→ **Задание**
Оформите в виде нумерованного списка строки, начиная со строки, содержащей "Text: 7: 7: [264, 89, 272, 102]", и заканчивая строкой, содержащей "Text: 6: 6: [244, 89, 252, 102]", включая обе. Пустые строки не учитывайте.

Исходные позиции:
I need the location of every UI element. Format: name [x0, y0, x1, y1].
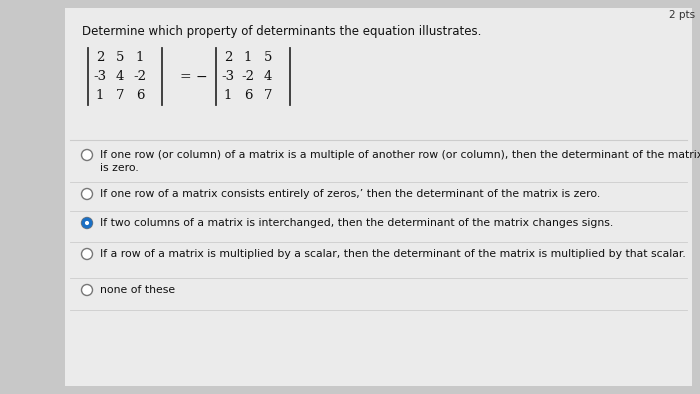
Text: 7: 7: [264, 89, 272, 102]
Text: 4: 4: [116, 70, 124, 83]
Text: 6: 6: [136, 89, 144, 102]
Circle shape: [85, 221, 89, 225]
Text: -3: -3: [93, 70, 106, 83]
Text: 4: 4: [264, 70, 272, 83]
Text: 1: 1: [96, 89, 104, 102]
Text: 6: 6: [244, 89, 252, 102]
Text: Determine which property of determinants the equation illustrates.: Determine which property of determinants…: [82, 25, 482, 38]
Circle shape: [81, 284, 92, 296]
Text: -2: -2: [134, 70, 146, 83]
Text: If two columns of a matrix is interchanged, then the determinant of the matrix c: If two columns of a matrix is interchang…: [99, 218, 612, 228]
Circle shape: [81, 149, 92, 160]
Text: -3: -3: [221, 70, 234, 83]
Circle shape: [81, 217, 92, 229]
Circle shape: [81, 217, 92, 229]
Text: If one row (or column) of a matrix is a multiple of another row (or column), the: If one row (or column) of a matrix is a …: [99, 150, 700, 173]
Text: 1: 1: [136, 51, 144, 64]
Text: 2 pts: 2 pts: [669, 10, 695, 20]
Text: 5: 5: [116, 51, 124, 64]
Circle shape: [81, 249, 92, 260]
Text: none of these: none of these: [99, 285, 174, 295]
Text: 2: 2: [96, 51, 104, 64]
Text: 1: 1: [244, 51, 252, 64]
Text: 2: 2: [224, 51, 232, 64]
Circle shape: [81, 188, 92, 199]
Text: 7: 7: [116, 89, 125, 102]
Text: -2: -2: [241, 70, 255, 83]
Text: If one row of a matrix consists entirely of zeros,’ then the determinant of the : If one row of a matrix consists entirely…: [99, 189, 600, 199]
Text: = −: = −: [180, 69, 208, 84]
Text: 1: 1: [224, 89, 232, 102]
Text: If a row of a matrix is multiplied by a scalar, then the determinant of the matr: If a row of a matrix is multiplied by a …: [99, 249, 685, 259]
Text: 5: 5: [264, 51, 272, 64]
Bar: [65, 8, 692, 386]
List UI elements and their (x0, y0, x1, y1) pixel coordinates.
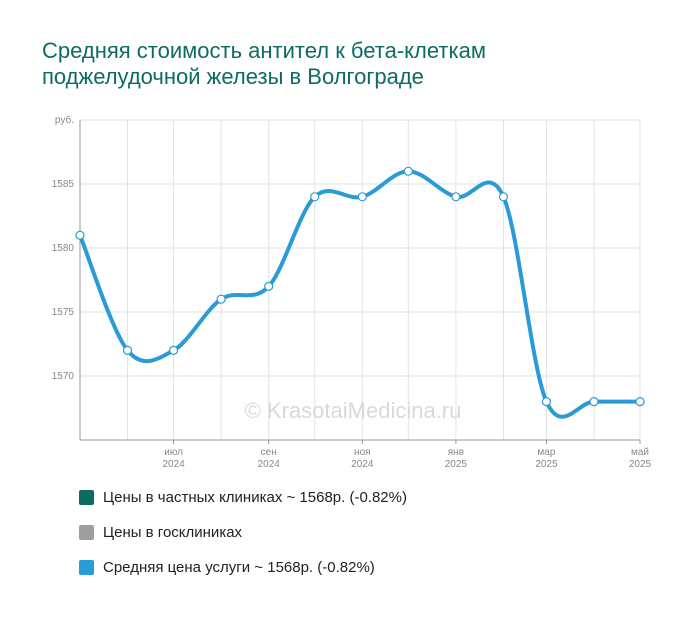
axes: 1570157515801585руб.июл2024сен2024ноя202… (52, 114, 652, 470)
legend: Цены в частных клиниках ~ 1568р. (-0.82%… (79, 488, 407, 593)
legend-swatch-private (79, 489, 94, 505)
x-tick-month: янв (448, 447, 464, 458)
legend-item-average[interactable]: Средняя цена услуги ~ 1568р. (-0.82%) (79, 558, 407, 576)
data-point (451, 192, 461, 202)
data-point (264, 281, 274, 291)
data-point (122, 345, 133, 355)
chart-title-line-2: поджелудочной железы в Волгограде (42, 64, 424, 89)
data-point (75, 230, 85, 240)
data-point (541, 397, 552, 407)
y-tick-label: 1585 (52, 179, 75, 190)
legend-label-average: Средняя цена услуги ~ 1568р. (-0.82%) (103, 558, 375, 576)
series-layer (75, 166, 645, 419)
x-tick-year: 2024 (351, 459, 374, 470)
y-axis-label: руб. (55, 114, 74, 126)
legend-label-private: Цены в частных клиниках ~ 1568р. (-0.82%… (103, 488, 407, 506)
x-tick-year: 2025 (629, 459, 652, 470)
data-point (216, 294, 226, 304)
grid (80, 119, 641, 440)
legend-item-public[interactable]: Цены в госклиниках (79, 523, 407, 541)
y-tick-label: 1580 (52, 243, 75, 254)
data-point (498, 192, 509, 202)
data-point (168, 345, 179, 355)
chart-title-line-1: Средняя стоимость антител к бета-клеткам (42, 38, 486, 63)
chart-title: Средняя стоимость антител к бета-клеткам… (42, 38, 662, 90)
data-point (403, 166, 413, 176)
x-tick-month: ноя (354, 447, 371, 458)
legend-swatch-public (79, 524, 94, 540)
x-tick-year: 2024 (162, 459, 185, 470)
series-line-average (78, 169, 642, 419)
data-point (310, 192, 320, 202)
legend-label-public: Цены в госклиниках (103, 523, 243, 541)
x-tick-year: 2025 (535, 459, 558, 470)
legend-item-private[interactable]: Цены в частных клиниках ~ 1568р. (-0.82%… (79, 488, 407, 506)
x-tick-month: июл (164, 447, 183, 458)
x-tick-year: 2025 (445, 459, 468, 470)
x-tick-month: май (631, 447, 649, 458)
y-tick-label: 1575 (52, 307, 75, 318)
x-tick-month: сен (261, 447, 277, 458)
x-tick-month: мар (537, 447, 555, 458)
legend-swatch-average (79, 559, 94, 575)
x-tick-year: 2024 (258, 459, 281, 470)
data-point (589, 397, 599, 407)
data-point (635, 397, 645, 407)
data-point (357, 192, 367, 202)
watermark: © KrasotaiMedicina.ru (245, 398, 462, 423)
y-tick-label: 1570 (52, 371, 75, 382)
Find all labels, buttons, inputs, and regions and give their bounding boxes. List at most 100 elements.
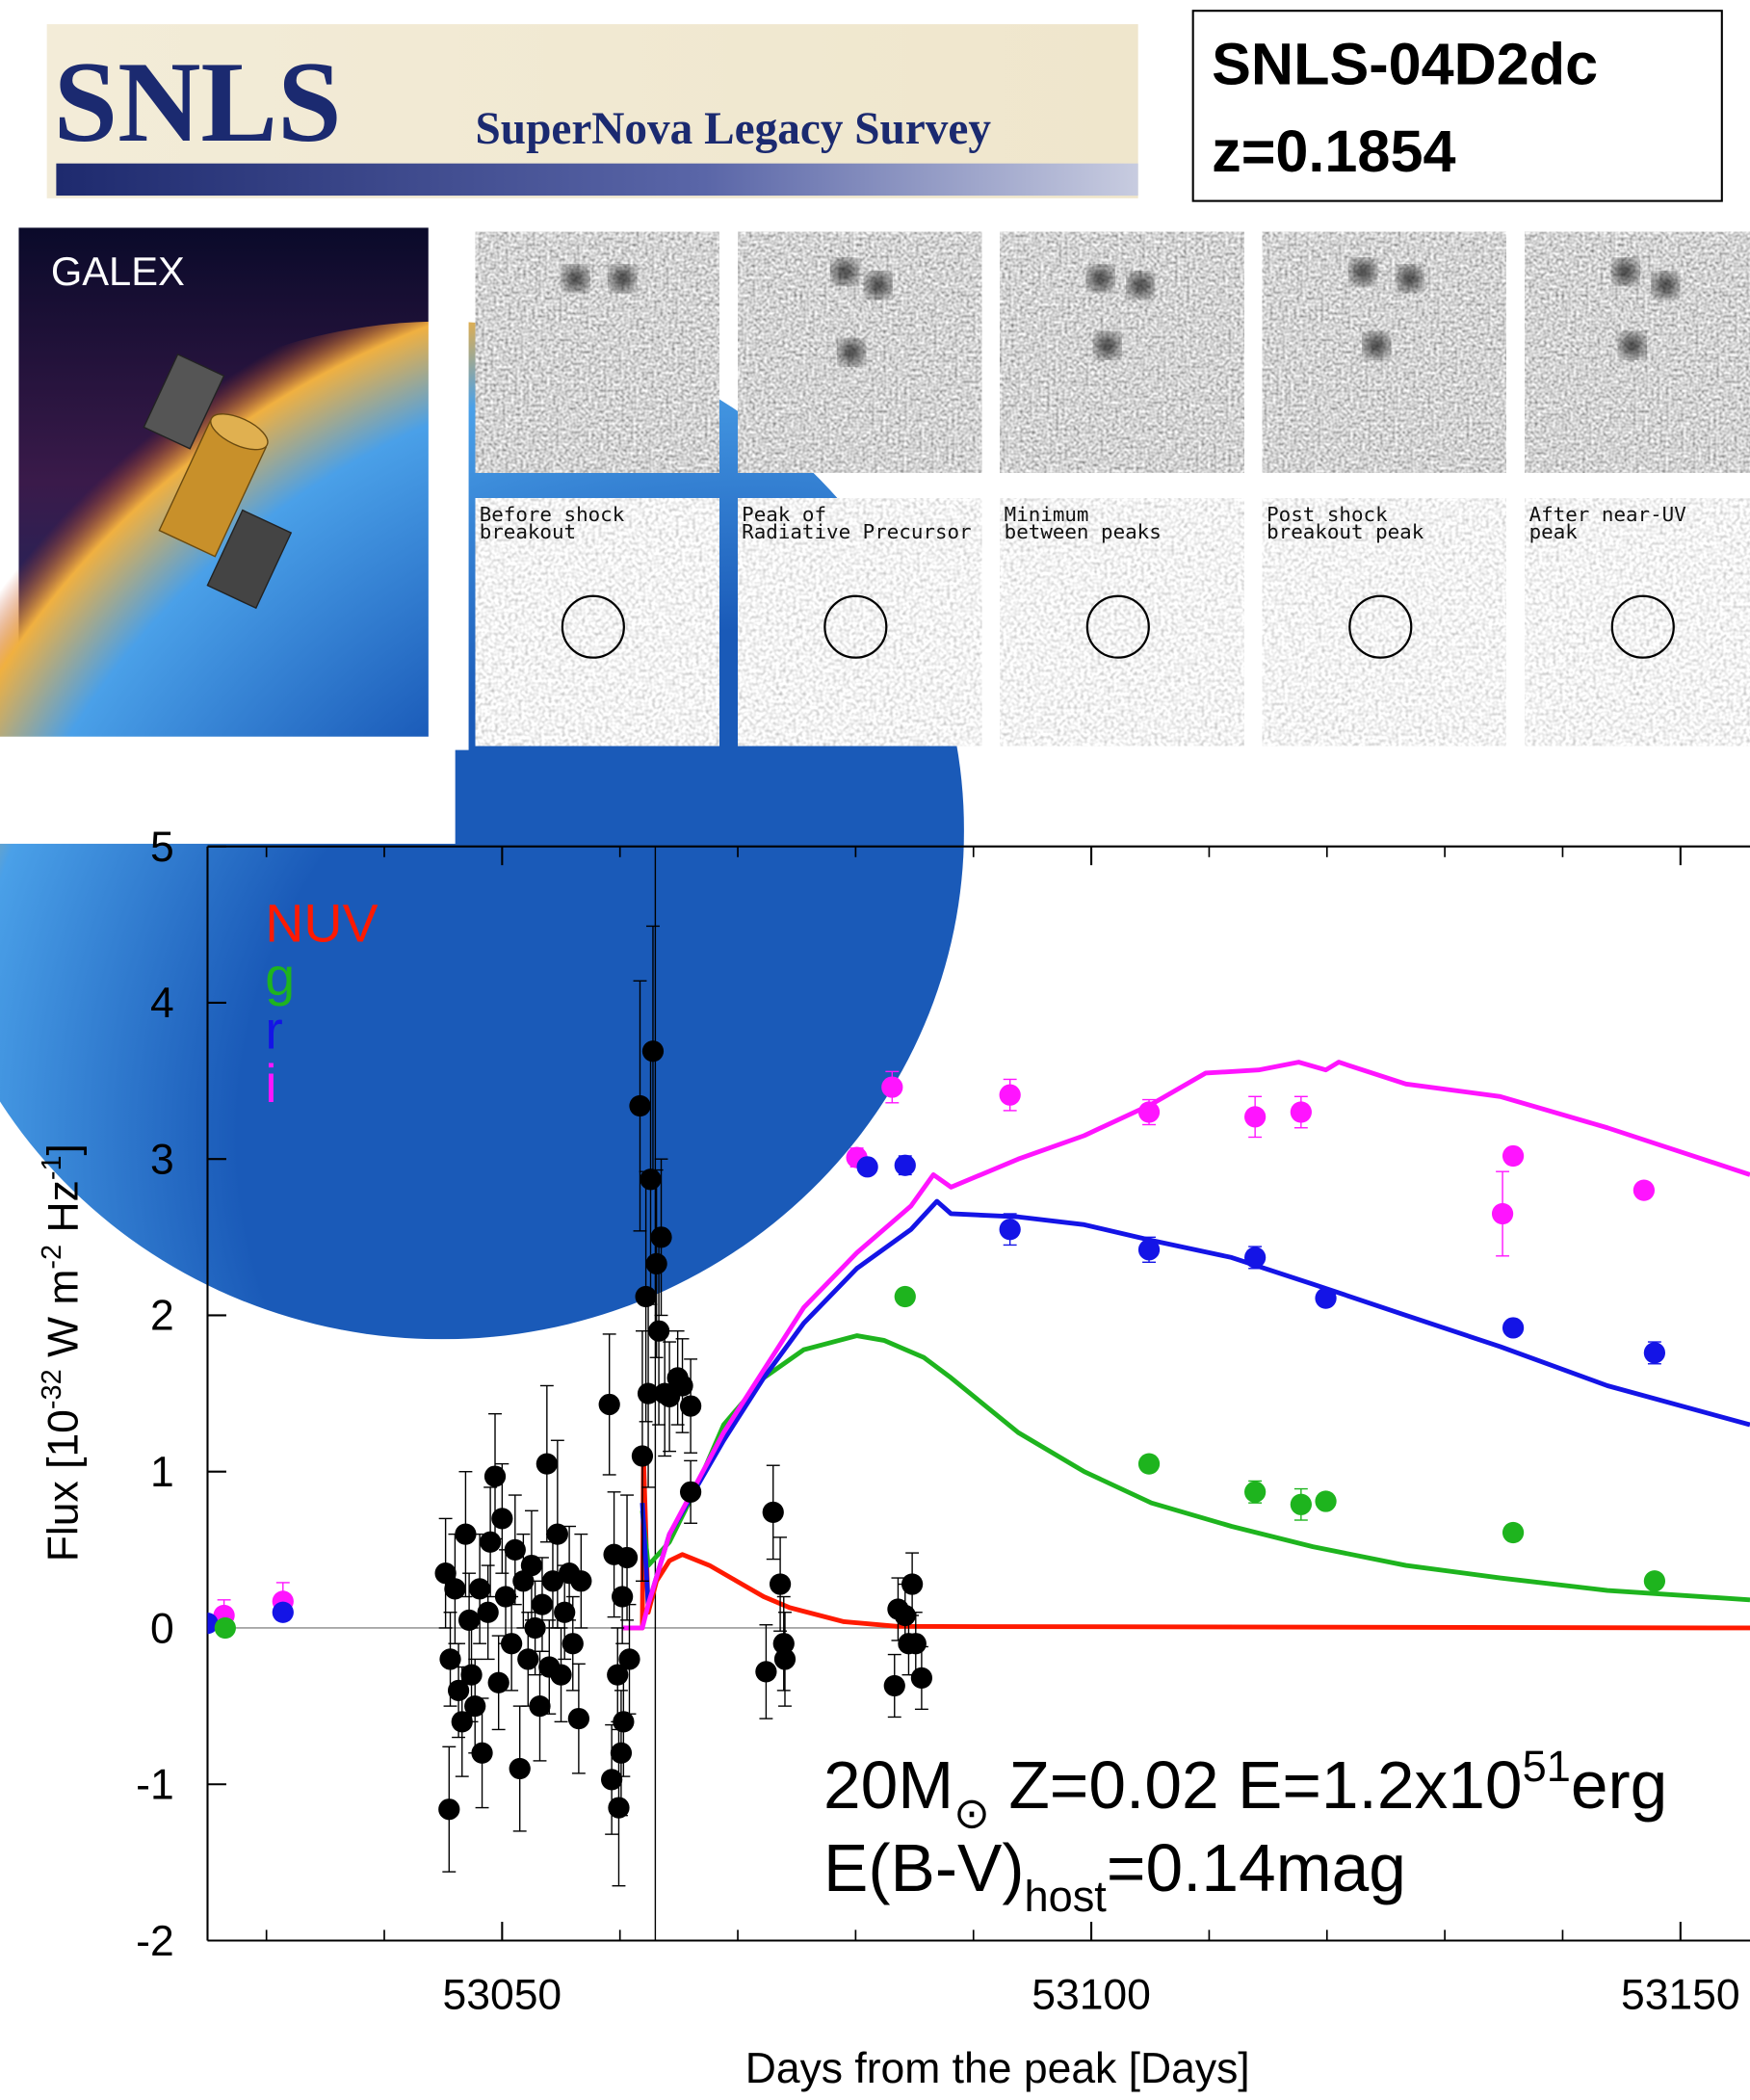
thumbnail-bottom [738, 498, 982, 747]
data-point [457, 1609, 481, 1631]
plot: Days from the peak [Days] Flux [10-32 W … [37, 824, 1750, 2092]
thumbnail-label: Post shock [1267, 503, 1388, 526]
x-tick-label: 53050 [443, 1971, 562, 2018]
data-point [641, 1040, 665, 1063]
y-axis-label: Flux [10-32 W m-2 Hz-1] [37, 1143, 88, 1562]
data-point [1244, 1106, 1267, 1128]
data-point [524, 1616, 546, 1640]
data-point [1244, 1247, 1267, 1269]
data-point [471, 1742, 493, 1764]
thumbnail-label: Radiative Precursor [742, 520, 971, 543]
data-point [520, 1554, 543, 1577]
data-point [491, 1508, 513, 1530]
target-circle [561, 594, 625, 659]
data-point [904, 1633, 927, 1655]
text-part: erg [1571, 1747, 1667, 1823]
thumbnail-label: Before shock [480, 503, 625, 526]
source-blob [866, 273, 891, 298]
thumbnail-label: peak [1529, 520, 1579, 543]
text-part: Flux [10 [40, 1409, 88, 1562]
y-tick-label: 3 [150, 1136, 174, 1183]
data-point [444, 1578, 466, 1600]
y-tick-label: 0 [150, 1605, 174, 1652]
object-name: SNLS-04D2dc [1212, 32, 1598, 97]
target-circle [1610, 594, 1675, 659]
data-point [1315, 1490, 1337, 1512]
data-point [598, 1393, 620, 1416]
text-part: 20M [823, 1747, 953, 1823]
x-tick-label: 53150 [1621, 1971, 1740, 2018]
model-line [622, 1454, 1750, 1631]
source-blob [1350, 259, 1375, 284]
text-part: Z=0.02 E=1.2x10 [990, 1747, 1523, 1823]
data-point [1137, 1239, 1161, 1261]
source-blob [1128, 273, 1153, 298]
y-tick-label: 4 [150, 980, 174, 1027]
data-point [1632, 1179, 1656, 1201]
data-point [455, 1523, 477, 1545]
data-point [999, 1084, 1021, 1106]
legend-entry: r [265, 1001, 283, 1061]
y-tick-label: -1 [136, 1762, 174, 1809]
data-point [479, 1531, 502, 1553]
thumbnail-label: between peaks [1005, 520, 1162, 543]
data-point [550, 1664, 572, 1686]
source-blob [1095, 333, 1120, 358]
thumbnail-label: Minimum [1005, 503, 1089, 526]
data-point [460, 1664, 483, 1686]
data-point [856, 1156, 878, 1178]
data-point [910, 1667, 933, 1690]
legend-entry: NUV [265, 893, 378, 953]
data-point [1502, 1144, 1525, 1168]
y-tick-label: 5 [150, 824, 174, 871]
data-point [531, 1593, 554, 1615]
source-blob [563, 266, 588, 291]
data-point [562, 1633, 584, 1655]
data-point [1643, 1342, 1666, 1364]
data-point [901, 1573, 924, 1595]
data-point [679, 1395, 702, 1417]
data-point [618, 1648, 640, 1670]
data-point [755, 1661, 777, 1683]
y-tick-label: -2 [136, 1918, 174, 1965]
data-point [894, 1285, 916, 1308]
data-point [637, 1382, 660, 1404]
banner-subtitle: SuperNova Legacy Survey [476, 104, 992, 154]
data-point [1137, 1101, 1161, 1123]
data-point [615, 1546, 639, 1569]
model-line [622, 1060, 1750, 1631]
data-point [762, 1501, 784, 1524]
source-blob [1397, 266, 1423, 291]
data-point [546, 1523, 568, 1545]
text-part: host [1024, 1872, 1107, 1921]
text-part: -1 [37, 1155, 67, 1180]
data-point [483, 1465, 507, 1487]
text-part: W m [40, 1270, 88, 1370]
data-point [1290, 1493, 1312, 1515]
data-point [999, 1219, 1021, 1241]
data-point [477, 1601, 499, 1623]
thumbnail-bottom [475, 498, 719, 747]
data-point [504, 1538, 526, 1561]
data-point [650, 1226, 672, 1248]
text-part: 51 [1523, 1742, 1571, 1791]
data-point [567, 1707, 589, 1730]
data-point [272, 1601, 294, 1623]
data-point [608, 1797, 630, 1819]
y-tick-label: 2 [150, 1293, 174, 1340]
data-point [894, 1154, 916, 1176]
data-point [1502, 1317, 1525, 1339]
data-point [1315, 1287, 1337, 1309]
data-point [464, 1694, 486, 1718]
data-point [1643, 1570, 1666, 1592]
x-tick-label: 53100 [1032, 1971, 1151, 2018]
data-point [451, 1711, 473, 1733]
data-point [679, 1481, 702, 1503]
data-point [468, 1578, 491, 1600]
data-point [671, 1375, 693, 1397]
data-point [613, 1711, 635, 1733]
data-point [610, 1742, 633, 1764]
data-point [881, 1076, 903, 1098]
data-point [214, 1616, 236, 1640]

→ **Ответ**
1. Text: 7: 7: [264, 89, 272, 102]
2. Text: 4: 4: [116, 70, 124, 83]
3. Text: 6: 6: [136, 89, 144, 102]
4. Circle shape: [85, 221, 89, 225]
5. Text: -3: -3: [93, 70, 106, 83]
6. Text: 4: 4: [264, 70, 272, 83]
7. Text: 1: 1: [96, 89, 104, 102]
8. Text: 6: 6: [244, 89, 252, 102]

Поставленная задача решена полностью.